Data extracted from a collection
#####

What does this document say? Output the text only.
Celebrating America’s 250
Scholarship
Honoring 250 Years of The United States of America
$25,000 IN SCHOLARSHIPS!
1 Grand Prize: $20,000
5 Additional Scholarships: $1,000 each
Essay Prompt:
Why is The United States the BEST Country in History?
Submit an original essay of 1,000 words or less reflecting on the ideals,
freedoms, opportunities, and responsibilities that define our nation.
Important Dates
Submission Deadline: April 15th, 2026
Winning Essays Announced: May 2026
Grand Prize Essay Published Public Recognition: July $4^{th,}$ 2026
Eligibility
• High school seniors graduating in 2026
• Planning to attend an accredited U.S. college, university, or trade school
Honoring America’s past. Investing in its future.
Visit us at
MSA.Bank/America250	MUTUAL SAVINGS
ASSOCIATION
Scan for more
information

#####

# To be done:
Gather each line from the listing above that holds "United".

# Output for this exercise:
Honoring 250 Years of The United States of America
Why is The United States the BEST Country in History?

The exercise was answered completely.